# Task description:
Give the data below again exactly as it stands. Omit the pictures.

# Input:
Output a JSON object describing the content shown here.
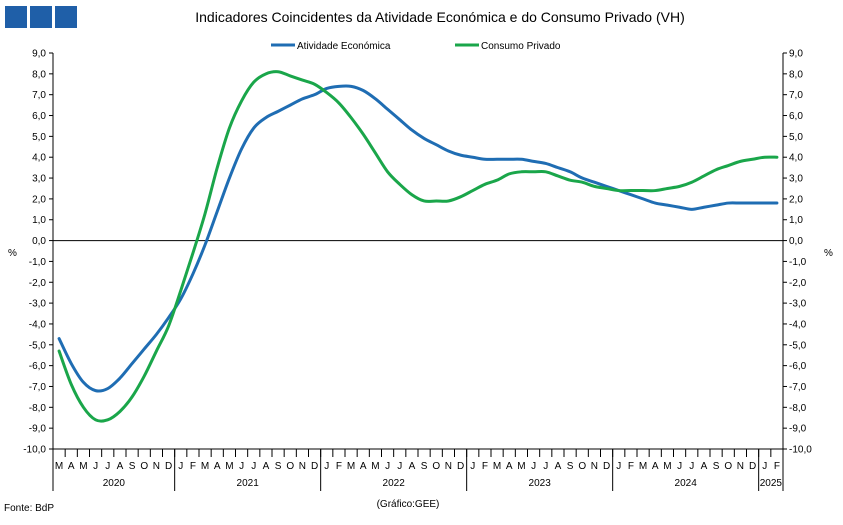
{
  "brand_squares_color": "#1f5fa8",
  "chart_data": {
    "type": "line",
    "title": "Indicadores Coincidentes da Atividade Económica e do Consumo Privado (VH)",
    "ylabel_left": "%",
    "ylabel_right": "%",
    "ylim": [
      -10,
      9
    ],
    "ytick_step": 1,
    "ytick_labels": [
      "9,0",
      "8,0",
      "7,0",
      "6,0",
      "5,0",
      "4,0",
      "3,0",
      "2,0",
      "1,0",
      "0,0",
      "-1,0",
      "-2,0",
      "-3,0",
      "-4,0",
      "-5,0",
      "-6,0",
      "-7,0",
      "-8,0",
      "-9,0",
      "-10,0"
    ],
    "ytick_labels_right": [
      "9,0",
      "8,0",
      "7,0",
      "6,0",
      "5,0",
      "4,0",
      "3,0",
      "2,0",
      "1,0",
      "0,0",
      "-1,0",
      "-2,0",
      "-3,0",
      "-4,0",
      "-5,0",
      "-6,0",
      "-7,0",
      "-8,0",
      "-9,0",
      "-10,0"
    ],
    "months": [
      "M",
      "A",
      "M",
      "J",
      "J",
      "A",
      "S",
      "O",
      "N",
      "D",
      "J",
      "F",
      "M",
      "A",
      "M",
      "J",
      "J",
      "A",
      "S",
      "O",
      "N",
      "D",
      "J",
      "F",
      "M",
      "A",
      "M",
      "J",
      "J",
      "A",
      "S",
      "O",
      "N",
      "D",
      "J",
      "F",
      "M",
      "A",
      "M",
      "J",
      "J",
      "A",
      "S",
      "O",
      "N",
      "D",
      "J",
      "F",
      "M",
      "A",
      "M",
      "J",
      "J",
      "A",
      "S",
      "O",
      "N",
      "D",
      "J",
      "F"
    ],
    "years": [
      {
        "label": "2020",
        "start": 0,
        "end": 10
      },
      {
        "label": "2021",
        "start": 10,
        "end": 22
      },
      {
        "label": "2022",
        "start": 22,
        "end": 34
      },
      {
        "label": "2023",
        "start": 34,
        "end": 46
      },
      {
        "label": "2024",
        "start": 46,
        "end": 58
      },
      {
        "label": "2025",
        "start": 58,
        "end": 60
      }
    ],
    "legend_position": "top-center",
    "series": [
      {
        "name": "Atividade Económica",
        "color": "#1f6db3",
        "values": [
          -4.7,
          -5.9,
          -6.8,
          -7.2,
          -7.1,
          -6.6,
          -5.9,
          -5.2,
          -4.5,
          -3.7,
          -2.8,
          -1.6,
          -0.2,
          1.4,
          3.0,
          4.4,
          5.4,
          5.9,
          6.2,
          6.5,
          6.8,
          7.0,
          7.3,
          7.4,
          7.4,
          7.2,
          6.8,
          6.3,
          5.8,
          5.3,
          4.9,
          4.6,
          4.3,
          4.1,
          4.0,
          3.9,
          3.9,
          3.9,
          3.9,
          3.8,
          3.7,
          3.5,
          3.3,
          3.0,
          2.8,
          2.6,
          2.4,
          2.2,
          2.0,
          1.8,
          1.7,
          1.6,
          1.5,
          1.6,
          1.7,
          1.8,
          1.8,
          1.8,
          1.8,
          1.8
        ]
      },
      {
        "name": "Consumo Privado",
        "color": "#1aa64a",
        "values": [
          -5.3,
          -6.9,
          -8.0,
          -8.6,
          -8.6,
          -8.2,
          -7.5,
          -6.5,
          -5.3,
          -4.1,
          -2.4,
          -0.6,
          1.3,
          3.5,
          5.4,
          6.7,
          7.6,
          8.0,
          8.1,
          7.9,
          7.7,
          7.5,
          7.1,
          6.6,
          5.9,
          5.1,
          4.2,
          3.3,
          2.7,
          2.2,
          1.9,
          1.9,
          1.9,
          2.1,
          2.4,
          2.7,
          2.9,
          3.2,
          3.3,
          3.3,
          3.3,
          3.1,
          2.9,
          2.8,
          2.6,
          2.5,
          2.4,
          2.4,
          2.4,
          2.4,
          2.5,
          2.6,
          2.8,
          3.1,
          3.4,
          3.6,
          3.8,
          3.9,
          4.0,
          4.0
        ]
      }
    ]
  },
  "notes": {
    "source": "Fonte: BdP",
    "credit": "(Gráfico:GEE)"
  }
}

# Solution to this problem:
Output a JSON object describing the content shown here.
{
  "brand_squares_color": "#1f5fa8",
  "chart_data": {
    "type": "line",
    "title": "Indicadores Coincidentes da Atividade Económica e do Consumo Privado (VH)",
    "ylabel_left": "%",
    "ylabel_right": "%",
    "ylim": [
      -10,
      9
    ],
    "ytick_step": 1,
    "ytick_labels": [
      "9,0",
      "8,0",
      "7,0",
      "6,0",
      "5,0",
      "4,0",
      "3,0",
      "2,0",
      "1,0",
      "0,0",
      "-1,0",
      "-2,0",
      "-3,0",
      "-4,0",
      "-5,0",
      "-6,0",
      "-7,0",
      "-8,0",
      "-9,0",
      "-10,0"
    ],
    "ytick_labels_right": [
      "9,0",
      "8,0",
      "7,0",
      "6,0",
      "5,0",
      "4,0",
      "3,0",
      "2,0",
      "1,0",
      "0,0",
      "-1,0",
      "-2,0",
      "-3,0",
      "-4,0",
      "-5,0",
      "-6,0",
      "-7,0",
      "-8,0",
      "-9,0",
      "-10,0"
    ],
    "months": [
      "M",
      "A",
      "M",
      "J",
      "J",
      "A",
      "S",
      "O",
      "N",
      "D",
      "J",
      "F",
      "M",
      "A",
      "M",
      "J",
      "J",
      "A",
      "S",
      "O",
      "N",
      "D",
      "J",
      "F",
      "M",
      "A",
      "M",
      "J",
      "J",
      "A",
      "S",
      "O",
      "N",
      "D",
      "J",
      "F",
      "M",
      "A",
      "M",
      "J",
      "J",
      "A",
      "S",
      "O",
      "N",
      "D",
      "J",
      "F",
      "M",
      "A",
      "M",
      "J",
      "J",
      "A",
      "S",
      "O",
      "N",
      "D",
      "J",
      "F"
    ],
    "years": [
      {
        "label": "2020",
        "start": 0,
        "end": 10
      },
      {
        "label": "2021",
        "start": 10,
        "end": 22
      },
      {
        "label": "2022",
        "start": 22,
        "end": 34
      },
      {
        "label": "2023",
        "start": 34,
        "end": 46
      },
      {
        "label": "2024",
        "start": 46,
        "end": 58
      },
      {
        "label": "2025",
        "start": 58,
        "end": 60
      }
    ],
    "legend_position": "top-center",
    "series": [
      {
        "name": "Atividade Económica",
        "color": "#1f6db3",
        "values": [
          -4.7,
          -5.9,
          -6.8,
          -7.2,
          -7.1,
          -6.6,
          -5.9,
          -5.2,
          -4.5,
          -3.7,
          -2.8,
          -1.6,
          -0.2,
          1.4,
          3.0,
          4.4,
          5.4,
          5.9,
          6.2,
          6.5,
          6.8,
          7.0,
          7.3,
          7.4,
          7.4,
          7.2,
          6.8,
          6.3,
          5.8,
          5.3,
          4.9,
          4.6,
          4.3,
          4.1,
          4.0,
          3.9,
          3.9,
          3.9,
          3.9,
          3.8,
          3.7,
          3.5,
          3.3,
          3.0,
          2.8,
          2.6,
          2.4,
          2.2,
          2.0,
          1.8,
          1.7,
          1.6,
          1.5,
          1.6,
          1.7,
          1.8,
          1.8,
          1.8,
          1.8,
          1.8
        ]
      },
      {
        "name": "Consumo Privado",
        "color": "#1aa64a",
        "values": [
          -5.3,
          -6.9,
          -8.0,
          -8.6,
          -8.6,
          -8.2,
          -7.5,
          -6.5,
          -5.3,
          -4.1,
          -2.4,
          -0.6,
          1.3,
          3.5,
          5.4,
          6.7,
          7.6,
          8.0,
          8.1,
          7.9,
          7.7,
          7.5,
          7.1,
          6.6,
          5.9,
          5.1,
          4.2,
          3.3,
          2.7,
          2.2,
          1.9,
          1.9,
          1.9,
          2.1,
          2.4,
          2.7,
          2.9,
          3.2,
          3.3,
          3.3,
          3.3,
          3.1,
          2.9,
          2.8,
          2.6,
          2.5,
          2.4,
          2.4,
          2.4,
          2.4,
          2.5,
          2.6,
          2.8,
          3.1,
          3.4,
          3.6,
          3.8,
          3.9,
          4.0,
          4.0
        ]
      }
    ]
  },
  "notes": {
    "source": "Fonte: BdP",
    "credit": "(Gráfico:GEE)"
  }
}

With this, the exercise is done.